DIRECTION
Convert every line of the data below into a JSON list of strings, one string per line, skipping blank lines. Exclude the pictures from the list.

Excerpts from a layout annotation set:
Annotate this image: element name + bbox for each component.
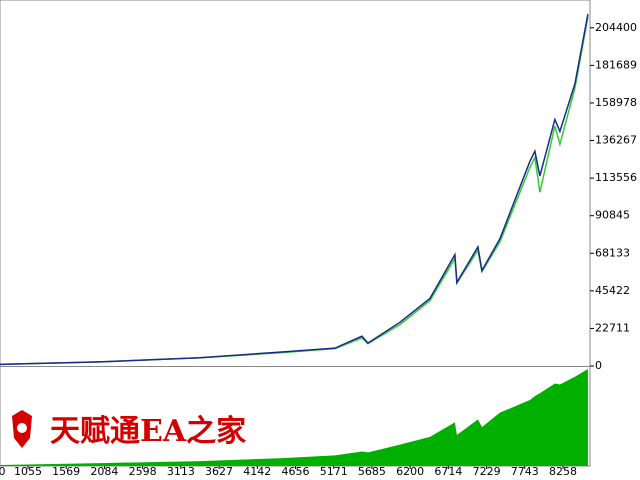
x-tick-label: 3627 (205, 465, 233, 478)
x-tick-label: 2084 (90, 465, 118, 478)
x-tick-label: 4142 (243, 465, 271, 478)
lots-area (0, 368, 588, 466)
plot-frame (0, 0, 591, 467)
x-tick-label: 5685 (358, 465, 386, 478)
y-tick-label: 45422 (595, 284, 630, 297)
x-tick-label: 8258 (549, 465, 577, 478)
x-tick-label: 1055 (14, 465, 42, 478)
x-tick-label: 5171 (320, 465, 348, 478)
y-tick-label: 22711 (595, 321, 630, 334)
logo-mark (17, 423, 27, 433)
y-tick-label: 158978 (595, 96, 637, 109)
x-tick-label: 4656 (281, 465, 309, 478)
x-tick-label: 6200 (396, 465, 424, 478)
y-tick-label: 204400 (595, 21, 637, 34)
watermark: 天赋通EA之家 (50, 414, 246, 449)
series-line (0, 13, 589, 366)
y-tick-label: 113556 (595, 171, 637, 184)
y-tick-label: 181689 (595, 58, 637, 71)
y-tick-label: 0 (595, 359, 602, 372)
x-tick-label: 2598 (129, 465, 157, 478)
x-tick-label: 7743 (511, 465, 539, 478)
x-tick-label: 0 (0, 465, 6, 478)
y-tick-label: 136267 (595, 134, 637, 147)
x-tick-label: 6714 (434, 465, 462, 478)
x-tick-label: 3113 (167, 465, 195, 478)
x-tick-label: 7229 (473, 465, 501, 478)
y-tick-label: 68133 (595, 246, 630, 259)
logo (12, 410, 32, 448)
y-tick-label: 90845 (595, 209, 630, 222)
x-tick-label: 1569 (52, 465, 80, 478)
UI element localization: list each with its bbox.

TASK OUTPUT
[
  "Annotate this image: element name + bbox for each component.",
  "x-tick-label: 3627 (205, 465, 233, 478)",
  "x-tick-label: 2084 (90, 465, 118, 478)",
  "x-tick-label: 4142 (243, 465, 271, 478)",
  "lots-area (0, 368, 588, 466)",
  "plot-frame (0, 0, 591, 467)",
  "x-tick-label: 5685 (358, 465, 386, 478)",
  "y-tick-label: 45422 (595, 284, 630, 297)",
  "x-tick-label: 8258 (549, 465, 577, 478)",
  "x-tick-label: 1055 (14, 465, 42, 478)",
  "x-tick-label: 5171 (320, 465, 348, 478)",
  "y-tick-label: 22711 (595, 321, 630, 334)",
  "logo-mark (17, 423, 27, 433)",
  "y-tick-label: 158978 (595, 96, 637, 109)",
  "x-tick-label: 4656 (281, 465, 309, 478)",
  "x-tick-label: 6200 (396, 465, 424, 478)",
  "y-tick-label: 204400 (595, 21, 637, 34)",
  "watermark: 天赋通EA之家 (50, 414, 246, 449)",
  "series-line (0, 13, 589, 366)",
  "y-tick-label: 113556 (595, 171, 637, 184)",
  "y-tick-label: 181689 (595, 58, 637, 71)",
  "y-tick-label: 0 (595, 359, 602, 372)",
  "x-tick-label: 2598 (129, 465, 157, 478)",
  "x-tick-label: 7743 (511, 465, 539, 478)",
  "x-tick-label: 0 (0, 465, 6, 478)",
  "y-tick-label: 136267 (595, 134, 637, 147)",
  "x-tick-label: 6714 (434, 465, 462, 478)",
  "x-tick-label: 3113 (167, 465, 195, 478)",
  "x-tick-label: 7229 (473, 465, 501, 478)",
  "y-tick-label: 68133 (595, 246, 630, 259)",
  "logo (12, 410, 32, 448)",
  "y-tick-label: 90845 (595, 209, 630, 222)",
  "x-tick-label: 1569 (52, 465, 80, 478)",
  "UI element localization: list each with its bbox."
]